● **WHAT THE EXERCISE ASKS**
Copy out each line of the material in which the word "страха" appears.

● **Stored entries**
━━━━━━━━

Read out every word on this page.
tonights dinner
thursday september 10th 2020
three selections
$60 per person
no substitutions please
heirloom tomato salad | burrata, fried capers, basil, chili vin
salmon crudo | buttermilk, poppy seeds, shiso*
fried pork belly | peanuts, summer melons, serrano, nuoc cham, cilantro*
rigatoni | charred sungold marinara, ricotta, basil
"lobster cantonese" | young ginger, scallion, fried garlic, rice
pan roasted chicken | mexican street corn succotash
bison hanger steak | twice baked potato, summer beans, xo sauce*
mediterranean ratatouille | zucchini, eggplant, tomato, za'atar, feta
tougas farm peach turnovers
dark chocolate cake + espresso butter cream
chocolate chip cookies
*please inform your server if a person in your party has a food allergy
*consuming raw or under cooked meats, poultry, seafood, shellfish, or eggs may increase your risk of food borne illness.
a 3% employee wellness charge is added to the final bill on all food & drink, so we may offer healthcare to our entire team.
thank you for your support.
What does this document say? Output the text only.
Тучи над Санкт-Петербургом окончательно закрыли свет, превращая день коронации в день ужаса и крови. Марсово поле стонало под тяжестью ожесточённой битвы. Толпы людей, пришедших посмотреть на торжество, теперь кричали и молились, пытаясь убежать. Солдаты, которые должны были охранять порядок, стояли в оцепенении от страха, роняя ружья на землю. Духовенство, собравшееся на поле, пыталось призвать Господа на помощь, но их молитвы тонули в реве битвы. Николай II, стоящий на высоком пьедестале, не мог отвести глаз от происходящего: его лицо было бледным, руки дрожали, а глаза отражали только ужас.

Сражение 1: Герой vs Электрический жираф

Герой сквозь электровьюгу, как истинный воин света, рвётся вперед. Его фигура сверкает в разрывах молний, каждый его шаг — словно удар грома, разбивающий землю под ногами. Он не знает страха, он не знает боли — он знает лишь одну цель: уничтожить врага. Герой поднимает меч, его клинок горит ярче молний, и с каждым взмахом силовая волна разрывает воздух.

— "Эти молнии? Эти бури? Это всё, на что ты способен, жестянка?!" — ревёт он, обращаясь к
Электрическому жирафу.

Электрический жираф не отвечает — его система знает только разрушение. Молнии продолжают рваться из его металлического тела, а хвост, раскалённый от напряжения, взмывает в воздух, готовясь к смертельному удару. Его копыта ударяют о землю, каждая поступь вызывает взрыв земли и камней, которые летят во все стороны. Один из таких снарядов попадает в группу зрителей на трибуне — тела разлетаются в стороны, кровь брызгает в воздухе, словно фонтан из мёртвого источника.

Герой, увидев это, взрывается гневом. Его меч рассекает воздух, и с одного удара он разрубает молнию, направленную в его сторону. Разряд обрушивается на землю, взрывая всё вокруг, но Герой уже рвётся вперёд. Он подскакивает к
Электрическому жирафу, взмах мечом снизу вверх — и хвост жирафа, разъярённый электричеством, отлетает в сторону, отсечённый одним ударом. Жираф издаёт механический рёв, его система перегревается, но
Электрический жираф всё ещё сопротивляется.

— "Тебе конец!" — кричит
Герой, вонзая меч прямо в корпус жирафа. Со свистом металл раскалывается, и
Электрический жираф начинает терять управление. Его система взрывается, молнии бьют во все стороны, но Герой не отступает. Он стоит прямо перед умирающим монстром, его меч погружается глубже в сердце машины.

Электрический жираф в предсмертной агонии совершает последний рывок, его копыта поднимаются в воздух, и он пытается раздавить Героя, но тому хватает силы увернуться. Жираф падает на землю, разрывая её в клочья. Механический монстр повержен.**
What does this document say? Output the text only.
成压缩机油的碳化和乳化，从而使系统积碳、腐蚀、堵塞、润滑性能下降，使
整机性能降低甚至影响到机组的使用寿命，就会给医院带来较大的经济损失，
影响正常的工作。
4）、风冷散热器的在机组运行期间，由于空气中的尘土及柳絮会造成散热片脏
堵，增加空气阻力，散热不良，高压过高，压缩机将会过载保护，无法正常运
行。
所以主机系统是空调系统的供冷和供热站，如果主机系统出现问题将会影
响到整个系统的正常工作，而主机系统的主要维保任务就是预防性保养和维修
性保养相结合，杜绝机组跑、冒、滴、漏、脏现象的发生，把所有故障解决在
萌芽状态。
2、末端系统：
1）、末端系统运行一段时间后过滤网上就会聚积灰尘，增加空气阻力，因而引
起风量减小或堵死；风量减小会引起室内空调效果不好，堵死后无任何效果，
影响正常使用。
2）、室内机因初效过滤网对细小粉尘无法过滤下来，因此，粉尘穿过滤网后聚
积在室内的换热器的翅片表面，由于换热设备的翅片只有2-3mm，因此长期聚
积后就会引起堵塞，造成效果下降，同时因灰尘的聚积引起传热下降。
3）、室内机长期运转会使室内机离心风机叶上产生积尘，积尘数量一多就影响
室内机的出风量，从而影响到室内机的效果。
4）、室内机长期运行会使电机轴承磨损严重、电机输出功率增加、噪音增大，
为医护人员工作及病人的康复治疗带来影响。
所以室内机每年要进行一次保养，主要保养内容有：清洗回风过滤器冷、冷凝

━━━━━━━━

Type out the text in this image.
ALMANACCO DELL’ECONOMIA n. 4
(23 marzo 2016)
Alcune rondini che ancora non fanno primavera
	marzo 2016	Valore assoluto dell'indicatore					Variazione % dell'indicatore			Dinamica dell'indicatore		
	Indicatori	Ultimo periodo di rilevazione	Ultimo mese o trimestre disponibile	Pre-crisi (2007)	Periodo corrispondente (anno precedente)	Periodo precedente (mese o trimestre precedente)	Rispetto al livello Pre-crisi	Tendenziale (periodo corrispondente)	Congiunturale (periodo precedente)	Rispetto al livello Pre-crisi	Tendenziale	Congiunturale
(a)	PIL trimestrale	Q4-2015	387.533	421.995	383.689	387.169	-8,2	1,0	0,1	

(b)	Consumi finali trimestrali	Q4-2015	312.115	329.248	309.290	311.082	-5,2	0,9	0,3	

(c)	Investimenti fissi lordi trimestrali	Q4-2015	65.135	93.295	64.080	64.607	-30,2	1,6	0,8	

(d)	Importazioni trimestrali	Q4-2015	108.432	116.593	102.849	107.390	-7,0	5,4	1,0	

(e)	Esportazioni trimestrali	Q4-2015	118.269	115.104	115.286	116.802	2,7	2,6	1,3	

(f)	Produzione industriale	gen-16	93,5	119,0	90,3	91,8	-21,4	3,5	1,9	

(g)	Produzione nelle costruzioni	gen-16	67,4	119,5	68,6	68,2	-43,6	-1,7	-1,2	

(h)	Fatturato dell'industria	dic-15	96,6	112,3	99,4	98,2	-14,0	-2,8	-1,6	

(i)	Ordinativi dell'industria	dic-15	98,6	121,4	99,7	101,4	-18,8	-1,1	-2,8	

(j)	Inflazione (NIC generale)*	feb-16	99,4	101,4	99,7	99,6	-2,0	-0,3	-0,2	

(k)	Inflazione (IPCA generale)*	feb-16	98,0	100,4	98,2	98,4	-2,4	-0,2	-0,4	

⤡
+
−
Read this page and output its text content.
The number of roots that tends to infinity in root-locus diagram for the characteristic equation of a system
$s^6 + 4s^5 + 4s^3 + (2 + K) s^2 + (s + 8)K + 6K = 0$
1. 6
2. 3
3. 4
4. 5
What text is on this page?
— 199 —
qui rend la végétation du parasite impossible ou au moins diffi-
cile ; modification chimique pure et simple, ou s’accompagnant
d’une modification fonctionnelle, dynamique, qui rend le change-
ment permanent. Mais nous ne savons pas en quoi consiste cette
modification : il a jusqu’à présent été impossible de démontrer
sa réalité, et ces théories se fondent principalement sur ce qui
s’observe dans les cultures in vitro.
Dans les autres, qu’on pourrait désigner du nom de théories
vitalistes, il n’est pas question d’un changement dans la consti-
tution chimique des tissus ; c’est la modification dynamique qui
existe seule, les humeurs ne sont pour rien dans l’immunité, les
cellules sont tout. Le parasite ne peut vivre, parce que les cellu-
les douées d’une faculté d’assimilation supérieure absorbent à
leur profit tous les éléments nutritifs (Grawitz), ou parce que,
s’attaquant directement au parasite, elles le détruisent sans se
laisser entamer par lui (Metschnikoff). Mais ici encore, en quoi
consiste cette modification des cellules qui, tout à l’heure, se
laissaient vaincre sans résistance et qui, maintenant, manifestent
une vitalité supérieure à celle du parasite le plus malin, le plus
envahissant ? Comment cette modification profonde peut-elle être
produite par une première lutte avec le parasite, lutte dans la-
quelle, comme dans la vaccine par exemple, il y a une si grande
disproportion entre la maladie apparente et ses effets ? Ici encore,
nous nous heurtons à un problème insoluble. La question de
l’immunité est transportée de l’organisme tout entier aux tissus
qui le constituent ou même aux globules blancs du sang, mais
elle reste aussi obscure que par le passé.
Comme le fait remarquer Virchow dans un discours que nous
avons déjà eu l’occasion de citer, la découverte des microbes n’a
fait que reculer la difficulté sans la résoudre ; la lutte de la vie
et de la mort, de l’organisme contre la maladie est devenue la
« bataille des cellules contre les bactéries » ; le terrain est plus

━━━━━━━━

● **SOLUTION BELOW**
Тучи над Санкт-Петербургом окончательно закрыли свет, превращая день коронации в день ужаса и крови. Марсово поле стонало под тяжестью ожесточённой битвы. Толпы людей, пришедших посмотреть на торжество, теперь кричали и молились, пытаясь убежать. Солдаты, которые должны были охранять порядок, стояли в оцепенении от страха, роняя ружья на землю. Духовенство, собравшееся на поле, пыталось призвать Господа на помощь, но их молитвы тонули в реве битвы. Николай II, стоящий на высоком пьедестале, не мог отвести глаз от происходящего: его лицо было бледным, руки дрожали, а глаза отражали только ужас.
Герой сквозь электровьюгу, как истинный воин света, рвётся вперед. Его фигура сверкает в разрывах молний, каждый его шаг — словно удар грома, разбивающий землю под ногами. Он не знает страха, он не знает боли — он знает лишь одну цель: уничтожить врага. Герой поднимает меч, его клинок горит ярче молний, и с каждым взмахом силовая волна разрывает воздух.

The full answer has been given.